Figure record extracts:
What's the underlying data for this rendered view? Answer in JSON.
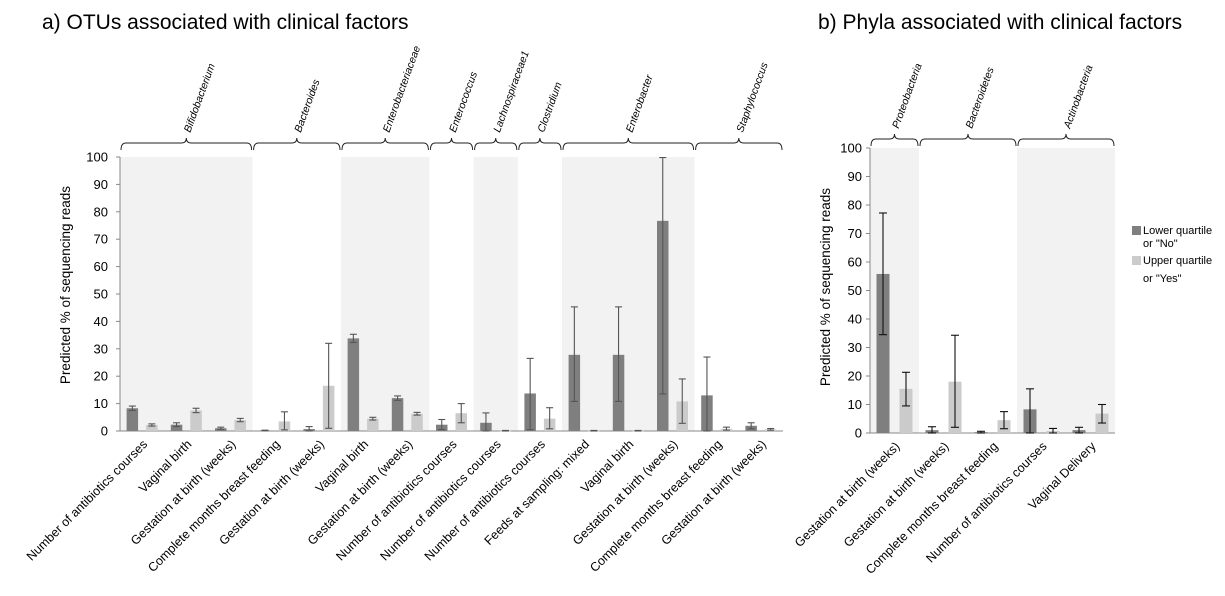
{
  "colors": {
    "lower": "#7f7f7f",
    "upper": "#cbcbcb",
    "shade": "#f2f2f2"
  },
  "legend": {
    "lower_line1": "Lower quartile",
    "lower_line2": "or \"No\"",
    "upper_line1": "Upper quartile",
    "upper_line2": "or \"Yes\""
  },
  "chart_data": [
    {
      "type": "bar",
      "title": "a) OTUs associated with clinical factors",
      "ylabel": "Predicted % of sequencing reads",
      "ylim": [
        0,
        100
      ],
      "yticks": [
        0,
        10,
        20,
        30,
        40,
        50,
        60,
        70,
        80,
        90,
        100
      ],
      "groups": [
        {
          "name": "Bifidobacterium",
          "start": 0,
          "end": 3,
          "shaded": true
        },
        {
          "name": "Bacteroides",
          "start": 3,
          "end": 5,
          "shaded": false
        },
        {
          "name": "Enterobacteriaceae",
          "start": 5,
          "end": 7,
          "shaded": true
        },
        {
          "name": "Enterococcus",
          "start": 7,
          "end": 8,
          "shaded": false
        },
        {
          "name": "Lachnospiraceae1",
          "start": 8,
          "end": 9,
          "shaded": true
        },
        {
          "name": "Clostridium",
          "start": 9,
          "end": 10,
          "shaded": false
        },
        {
          "name": "Enterobacter",
          "start": 10,
          "end": 13,
          "shaded": true
        },
        {
          "name": "Staphylococcus",
          "start": 13,
          "end": 15,
          "shaded": false
        }
      ],
      "categories": [
        "Number of antibiotics courses",
        "Vaginal birth",
        "Gestation at birth (weeks)",
        "Complete months breast feeding",
        "Gestation at birth (weeks)",
        "Vaginal birth",
        "Gestation at birth (weeks)",
        "Number of antibiotics courses",
        "Number of antibiotics courses",
        "Number of antibiotics courses",
        "Feeds at sampling: mixed",
        "Vaginal birth",
        "Gestation at birth (weeks)",
        "Complete months breast feeding",
        "Gestation at birth (weeks)"
      ],
      "series": [
        {
          "name": "Lower quartile or \"No\"",
          "values": [
            8.3,
            2.3,
            1.0,
            0.2,
            0.7,
            33.8,
            12.0,
            2.3,
            3.0,
            13.7,
            27.8,
            27.8,
            76.7,
            13.0,
            1.9
          ],
          "err_low": [
            7.5,
            1.6,
            0.6,
            0.1,
            0.0,
            32.3,
            11.2,
            0.5,
            0.0,
            0.5,
            10.8,
            10.8,
            13.5,
            0.0,
            0.8
          ],
          "err_high": [
            9.1,
            3.0,
            1.4,
            0.3,
            1.6,
            35.3,
            12.8,
            4.2,
            6.6,
            26.5,
            45.3,
            45.3,
            99.8,
            27.0,
            3.0
          ]
        },
        {
          "name": "Upper quartile or \"Yes\"",
          "values": [
            2.2,
            7.5,
            4.0,
            3.5,
            16.5,
            4.5,
            6.3,
            6.5,
            0.1,
            4.5,
            0.1,
            0.1,
            10.8,
            0.8,
            0.6
          ],
          "err_low": [
            1.8,
            6.7,
            3.4,
            0.4,
            1.0,
            4.0,
            5.8,
            3.0,
            0.0,
            0.8,
            0.0,
            0.0,
            2.8,
            0.3,
            0.3
          ],
          "err_high": [
            2.6,
            8.3,
            4.6,
            7.0,
            32.0,
            5.0,
            6.8,
            10.0,
            0.2,
            8.5,
            0.2,
            0.2,
            19.0,
            1.4,
            0.9
          ]
        }
      ]
    },
    {
      "type": "bar",
      "title": "b) Phyla associated with clinical factors",
      "ylabel": "Predicted % of sequencing reads",
      "ylim": [
        0,
        100
      ],
      "yticks": [
        0,
        10,
        20,
        30,
        40,
        50,
        60,
        70,
        80,
        90,
        100
      ],
      "groups": [
        {
          "name": "Proteobacteria",
          "start": 0,
          "end": 1,
          "shaded": true
        },
        {
          "name": "Bacteroidetes",
          "start": 1,
          "end": 3,
          "shaded": false
        },
        {
          "name": "Actinobacteria",
          "start": 3,
          "end": 5,
          "shaded": true
        }
      ],
      "categories": [
        "Gestation at birth (weeks)",
        "Gestation at birth (weeks)",
        "Complete months breast feeding",
        "Number of antibiotics courses",
        "Vaginal Delivery"
      ],
      "series": [
        {
          "name": "Lower quartile or \"No\"",
          "values": [
            55.8,
            1.0,
            0.3,
            8.3,
            1.0
          ],
          "err_low": [
            34.5,
            0.0,
            0.0,
            0.0,
            0.0
          ],
          "err_high": [
            77.2,
            2.2,
            0.6,
            15.5,
            2.0
          ]
        },
        {
          "name": "Upper quartile or \"Yes\"",
          "values": [
            15.5,
            18.0,
            4.5,
            0.7,
            6.8
          ],
          "err_low": [
            9.5,
            2.0,
            1.5,
            0.0,
            3.5
          ],
          "err_high": [
            21.3,
            34.3,
            7.5,
            1.6,
            10.0
          ]
        }
      ]
    }
  ]
}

## WORK INSTRUCTION
All the records above must be retyped exactly, except for their pictures.

## RESULT FOR THIS EXERCISE
What's the underlying data for this rendered view? Answer in JSON.
{
  "colors": {
    "lower": "#7f7f7f",
    "upper": "#cbcbcb",
    "shade": "#f2f2f2"
  },
  "legend": {
    "lower_line1": "Lower quartile",
    "lower_line2": "or \"No\"",
    "upper_line1": "Upper quartile",
    "upper_line2": "or \"Yes\""
  },
  "chart_data": [
    {
      "type": "bar",
      "title": "a) OTUs associated with clinical factors",
      "ylabel": "Predicted % of sequencing reads",
      "ylim": [
        0,
        100
      ],
      "yticks": [
        0,
        10,
        20,
        30,
        40,
        50,
        60,
        70,
        80,
        90,
        100
      ],
      "groups": [
        {
          "name": "Bifidobacterium",
          "start": 0,
          "end": 3,
          "shaded": true
        },
        {
          "name": "Bacteroides",
          "start": 3,
          "end": 5,
          "shaded": false
        },
        {
          "name": "Enterobacteriaceae",
          "start": 5,
          "end": 7,
          "shaded": true
        },
        {
          "name": "Enterococcus",
          "start": 7,
          "end": 8,
          "shaded": false
        },
        {
          "name": "Lachnospiraceae1",
          "start": 8,
          "end": 9,
          "shaded": true
        },
        {
          "name": "Clostridium",
          "start": 9,
          "end": 10,
          "shaded": false
        },
        {
          "name": "Enterobacter",
          "start": 10,
          "end": 13,
          "shaded": true
        },
        {
          "name": "Staphylococcus",
          "start": 13,
          "end": 15,
          "shaded": false
        }
      ],
      "categories": [
        "Number of antibiotics courses",
        "Vaginal birth",
        "Gestation at birth (weeks)",
        "Complete months breast feeding",
        "Gestation at birth (weeks)",
        "Vaginal birth",
        "Gestation at birth (weeks)",
        "Number of antibiotics courses",
        "Number of antibiotics courses",
        "Number of antibiotics courses",
        "Feeds at sampling: mixed",
        "Vaginal birth",
        "Gestation at birth (weeks)",
        "Complete months breast feeding",
        "Gestation at birth (weeks)"
      ],
      "series": [
        {
          "name": "Lower quartile or \"No\"",
          "values": [
            8.3,
            2.3,
            1.0,
            0.2,
            0.7,
            33.8,
            12.0,
            2.3,
            3.0,
            13.7,
            27.8,
            27.8,
            76.7,
            13.0,
            1.9
          ],
          "err_low": [
            7.5,
            1.6,
            0.6,
            0.1,
            0.0,
            32.3,
            11.2,
            0.5,
            0.0,
            0.5,
            10.8,
            10.8,
            13.5,
            0.0,
            0.8
          ],
          "err_high": [
            9.1,
            3.0,
            1.4,
            0.3,
            1.6,
            35.3,
            12.8,
            4.2,
            6.6,
            26.5,
            45.3,
            45.3,
            99.8,
            27.0,
            3.0
          ]
        },
        {
          "name": "Upper quartile or \"Yes\"",
          "values": [
            2.2,
            7.5,
            4.0,
            3.5,
            16.5,
            4.5,
            6.3,
            6.5,
            0.1,
            4.5,
            0.1,
            0.1,
            10.8,
            0.8,
            0.6
          ],
          "err_low": [
            1.8,
            6.7,
            3.4,
            0.4,
            1.0,
            4.0,
            5.8,
            3.0,
            0.0,
            0.8,
            0.0,
            0.0,
            2.8,
            0.3,
            0.3
          ],
          "err_high": [
            2.6,
            8.3,
            4.6,
            7.0,
            32.0,
            5.0,
            6.8,
            10.0,
            0.2,
            8.5,
            0.2,
            0.2,
            19.0,
            1.4,
            0.9
          ]
        }
      ]
    },
    {
      "type": "bar",
      "title": "b) Phyla associated with clinical factors",
      "ylabel": "Predicted % of sequencing reads",
      "ylim": [
        0,
        100
      ],
      "yticks": [
        0,
        10,
        20,
        30,
        40,
        50,
        60,
        70,
        80,
        90,
        100
      ],
      "groups": [
        {
          "name": "Proteobacteria",
          "start": 0,
          "end": 1,
          "shaded": true
        },
        {
          "name": "Bacteroidetes",
          "start": 1,
          "end": 3,
          "shaded": false
        },
        {
          "name": "Actinobacteria",
          "start": 3,
          "end": 5,
          "shaded": true
        }
      ],
      "categories": [
        "Gestation at birth (weeks)",
        "Gestation at birth (weeks)",
        "Complete months breast feeding",
        "Number of antibiotics courses",
        "Vaginal Delivery"
      ],
      "series": [
        {
          "name": "Lower quartile or \"No\"",
          "values": [
            55.8,
            1.0,
            0.3,
            8.3,
            1.0
          ],
          "err_low": [
            34.5,
            0.0,
            0.0,
            0.0,
            0.0
          ],
          "err_high": [
            77.2,
            2.2,
            0.6,
            15.5,
            2.0
          ]
        },
        {
          "name": "Upper quartile or \"Yes\"",
          "values": [
            15.5,
            18.0,
            4.5,
            0.7,
            6.8
          ],
          "err_low": [
            9.5,
            2.0,
            1.5,
            0.0,
            3.5
          ],
          "err_high": [
            21.3,
            34.3,
            7.5,
            1.6,
            10.0
          ]
        }
      ]
    }
  ]
}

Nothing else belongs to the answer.